» Source excerpt
────────────────────

Are You With Us?:
Eyes Wide Shut
By Ryan Mazie
July 29, 2010
BoxOfficeProphets.com

Cruise's publicist wants you to know that he enjoys this very much.

When the first shot of a movie is of a nude Nicole Kidman in nothing but high heels, you know you are in for a surreal, wild ride that only legendary director Stanley Kubrick could deliver. Being a fan of Kubrick’s films, Eyes Wide Shut is one I never got around to for one reason or another, maybe due to the heavy topic of marriage. Only turning an age that is legal to wed a couple months ago, the topics presented, which I will get to later, are certainly not relatable or directed to me, but that does not make them dull or uninteresting, because at the base is carnal desire. Starring the Hollywood power couple at the time, blockbuster gun-toting Tom Cruise and Australian arthouse babe Nicole Kidman, Eyes Wide Shut, was the heavily guarded, buzzed-about film that sadly turned out to be Kubrick’s last opus. Called everything from an erotic thriller to a dramatic mystery with romance and everything in between, Eyes Wide Shut is a shocking eye-opener where Kubrick gets his actors to bare their emotions almost as much as their bodies.

In the age of camera-phones, Internet, and prevalent paparazzi, it was amazing that Kubrick was able to keep Eyes Wide Shut from the prying eyes of the public during its famously long 400 day shoot (even James Cameron managed to keep his shooting schedule for Titanic under a year) on top of another year of post-production. I check this site and industry favorites like deadline.com to be spoiled with images and details of the latest buzz-worthy productions. While no one was really sure what the film was about, the studio kept the public puzzled even with the trailer – a dialogue-less display of sensual images of the stars over the Chris Isaak guitar-strumming “Baby Did a Bad Bad Thing,” which was surprisingly effective.

The buzz for the film only increased after Kubrick’s death a supposed four days after delivering the final cut to Warner Bros. However, a leak about the intense sexual nature of the film and of a prolonged orgy sequence wrongly placed the film into the category of erotic thriller. I would classify the film as a psychological drama. To compare to some of my favorites, the film borrows the adventurous sense of mystery and deceit from the Kubrick-esque Chinatown, mixed in with the serious marriage-reevaluation of Revolutionary Road, peppered with a bit of the sexiness and surreal nature of Mulholland Dr.

Eyes Wide Shut tells the almost coldly serious story of a professionally and socially successful sexy young married couple, on-and-off-screen, Dr. William "Bill" (Cruise) and Alice Hartford (Kidman). Nine years of marriage and a seven-year-old daughter (Madison Eginton) later, they are bored and find themselves in a weed-induced battle-of-the-sexes conversation over love and sex from both genders' points of view. During the long scene, Alice reveals a hidden year-old fantasy of her giving everything up for a Naval Officer she had briefly encountered on a trip to Cape May. The stinging surprise crushes Bill’s ego, sending him on a downward-spiraling sexual awakening throughout a surreal New York City where every girl he encounters willingly spreads her legs open for him.

────────────────────

Answer from the review of Eyes Wide Shut:
(a) How many days did the film's shoot last?
(b) Which song plays over the trailer?
(c) Where did Alice briefly encounter the Naval Officer?
The items that come next are separate material, unrelated to the review.

────────────────────

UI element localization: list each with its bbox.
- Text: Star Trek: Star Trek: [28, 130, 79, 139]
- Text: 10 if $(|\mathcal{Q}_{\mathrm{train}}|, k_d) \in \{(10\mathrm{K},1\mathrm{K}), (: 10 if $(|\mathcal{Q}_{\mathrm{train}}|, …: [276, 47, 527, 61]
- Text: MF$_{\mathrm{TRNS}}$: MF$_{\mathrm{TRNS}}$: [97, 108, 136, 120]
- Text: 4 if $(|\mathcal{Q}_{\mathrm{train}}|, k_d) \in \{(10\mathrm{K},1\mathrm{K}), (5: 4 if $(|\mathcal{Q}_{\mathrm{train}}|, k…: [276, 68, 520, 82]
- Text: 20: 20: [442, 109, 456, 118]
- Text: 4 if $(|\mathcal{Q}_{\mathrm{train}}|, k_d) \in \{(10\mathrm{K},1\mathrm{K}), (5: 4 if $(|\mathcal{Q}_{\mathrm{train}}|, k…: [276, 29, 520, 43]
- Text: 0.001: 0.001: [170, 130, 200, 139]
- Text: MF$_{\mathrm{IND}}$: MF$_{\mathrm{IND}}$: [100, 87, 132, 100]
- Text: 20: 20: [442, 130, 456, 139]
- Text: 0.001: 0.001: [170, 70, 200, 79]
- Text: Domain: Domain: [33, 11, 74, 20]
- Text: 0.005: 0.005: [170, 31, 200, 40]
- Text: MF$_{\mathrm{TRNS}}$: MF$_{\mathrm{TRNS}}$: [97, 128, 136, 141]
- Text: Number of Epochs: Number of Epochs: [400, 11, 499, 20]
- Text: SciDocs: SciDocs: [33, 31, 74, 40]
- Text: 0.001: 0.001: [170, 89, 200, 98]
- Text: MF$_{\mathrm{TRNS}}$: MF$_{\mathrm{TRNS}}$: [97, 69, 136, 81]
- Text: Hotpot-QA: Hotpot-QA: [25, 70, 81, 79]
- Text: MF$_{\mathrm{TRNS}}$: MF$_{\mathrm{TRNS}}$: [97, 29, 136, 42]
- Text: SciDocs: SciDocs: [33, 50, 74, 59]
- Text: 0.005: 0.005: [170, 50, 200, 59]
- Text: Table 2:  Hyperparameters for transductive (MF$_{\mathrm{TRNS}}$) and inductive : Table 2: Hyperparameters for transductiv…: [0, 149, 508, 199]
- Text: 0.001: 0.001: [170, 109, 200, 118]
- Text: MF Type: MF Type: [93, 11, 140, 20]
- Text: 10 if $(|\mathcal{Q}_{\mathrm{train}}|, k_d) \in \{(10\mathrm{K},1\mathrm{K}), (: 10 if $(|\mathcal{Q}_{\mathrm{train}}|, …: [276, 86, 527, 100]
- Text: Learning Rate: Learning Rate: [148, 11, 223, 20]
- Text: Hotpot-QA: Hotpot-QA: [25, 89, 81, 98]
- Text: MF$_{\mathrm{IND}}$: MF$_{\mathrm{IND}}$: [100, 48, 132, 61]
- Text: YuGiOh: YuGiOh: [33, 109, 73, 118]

────────────────────

» Solution to this task
(a) 400 days
(b) Chris Isaak's "Baby Did a Bad Bad Thing"
(c) On a trip to Cape May